> [Description of the task]: Would you repeat every line below exactly, please?

───── Input data

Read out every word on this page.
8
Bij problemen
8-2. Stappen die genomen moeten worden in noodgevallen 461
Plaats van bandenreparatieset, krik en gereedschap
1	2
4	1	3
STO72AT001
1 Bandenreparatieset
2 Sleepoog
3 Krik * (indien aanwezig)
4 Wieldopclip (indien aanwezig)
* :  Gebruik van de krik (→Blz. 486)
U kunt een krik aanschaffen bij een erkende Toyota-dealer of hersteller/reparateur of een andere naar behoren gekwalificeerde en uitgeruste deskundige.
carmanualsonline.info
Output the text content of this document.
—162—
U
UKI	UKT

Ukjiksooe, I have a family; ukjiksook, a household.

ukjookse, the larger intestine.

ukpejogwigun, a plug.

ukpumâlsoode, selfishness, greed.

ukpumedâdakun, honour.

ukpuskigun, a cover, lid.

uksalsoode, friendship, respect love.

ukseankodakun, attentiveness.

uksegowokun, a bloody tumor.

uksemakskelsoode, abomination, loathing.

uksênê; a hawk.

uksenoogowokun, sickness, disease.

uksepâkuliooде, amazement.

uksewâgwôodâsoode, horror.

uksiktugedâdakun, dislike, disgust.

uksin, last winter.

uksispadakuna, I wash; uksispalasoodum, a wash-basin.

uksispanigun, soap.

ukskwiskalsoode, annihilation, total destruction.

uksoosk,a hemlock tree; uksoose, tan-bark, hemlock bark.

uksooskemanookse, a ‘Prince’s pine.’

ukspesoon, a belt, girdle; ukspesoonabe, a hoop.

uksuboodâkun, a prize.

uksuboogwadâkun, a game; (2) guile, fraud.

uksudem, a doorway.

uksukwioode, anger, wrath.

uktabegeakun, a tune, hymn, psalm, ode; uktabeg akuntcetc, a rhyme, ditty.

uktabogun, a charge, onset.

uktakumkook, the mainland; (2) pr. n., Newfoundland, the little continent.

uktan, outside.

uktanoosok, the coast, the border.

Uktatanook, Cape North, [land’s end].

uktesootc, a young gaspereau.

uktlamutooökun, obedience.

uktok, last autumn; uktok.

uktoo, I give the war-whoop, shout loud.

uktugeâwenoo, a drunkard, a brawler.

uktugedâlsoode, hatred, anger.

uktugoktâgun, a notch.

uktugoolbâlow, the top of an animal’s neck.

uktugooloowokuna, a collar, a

──────────

> [Output of the exercise]:
Read out every word on this page.
8
Bij problemen
8-2. Stappen die genomen moeten worden in noodgevallen 461
Plaats van bandenreparatieset, krik en gereedschap
1	2
4	1	3
STO72AT001
1 Bandenreparatieset
2 Sleepoog
3 Krik * (indien aanwezig)
4 Wieldopclip (indien aanwezig)
* :  Gebruik van de krik (→Blz. 486)
U kunt een krik aanschaffen bij een erkende Toyota-dealer of hersteller/reparateur of een andere naar behoren gekwalificeerde en uitgeruste deskundige.
carmanualsonline.info
Output the text content of this document.
—162—
U
UKI	UKT

Ukjiksooe, I have a family; ukjiksook, a household.

ukjookse, the larger intestine.

ukpejogwigun, a plug.

ukpumâlsoode, selfishness, greed.

ukpumedâdakun, honour.

ukpuskigun, a cover, lid.

uksalsoode, friendship, respect love.

ukseankodakun, attentiveness.

uksegowokun, a bloody tumor.

uksemakskelsoode, abomination, loathing.

uksênê; a hawk.

uksenoogowokun, sickness, disease.

uksepâkuliooде, amazement.

uksewâgwôodâsoode, horror.

uksiktugedâdakun, dislike, disgust.

uksin, last winter.

uksispadakuna, I wash; uksispalasoodum, a wash-basin.

uksispanigun, soap.

ukskwiskalsoode, annihilation, total destruction.

uksoosk,a hemlock tree; uksoose, tan-bark, hemlock bark.

uksooskemanookse, a ‘Prince’s pine.’

ukspesoon, a belt, girdle; ukspesoonabe, a hoop.

uksuboodâkun, a prize.

uksuboogwadâkun, a game; (2) guile, fraud.

uksudem, a doorway.

uksukwioode, anger, wrath.

uktabegeakun, a tune, hymn, psalm, ode; uktabeg akuntcetc, a rhyme, ditty.

uktabogun, a charge, onset.

uktakumkook, the mainland; (2) pr. n., Newfoundland, the little continent.

uktan, outside.

uktanoosok, the coast, the border.

Uktatanook, Cape North, [land’s end].

uktesootc, a young gaspereau.

uktlamutooökun, obedience.

uktok, last autumn; uktok.

uktoo, I give the war-whoop, shout loud.

uktugeâwenoo, a drunkard, a brawler.

uktugedâlsoode, hatred, anger.

uktugoktâgun, a notch.

uktugoolbâlow, the top of an animal’s neck.

uktugooloowokuna, a collar, a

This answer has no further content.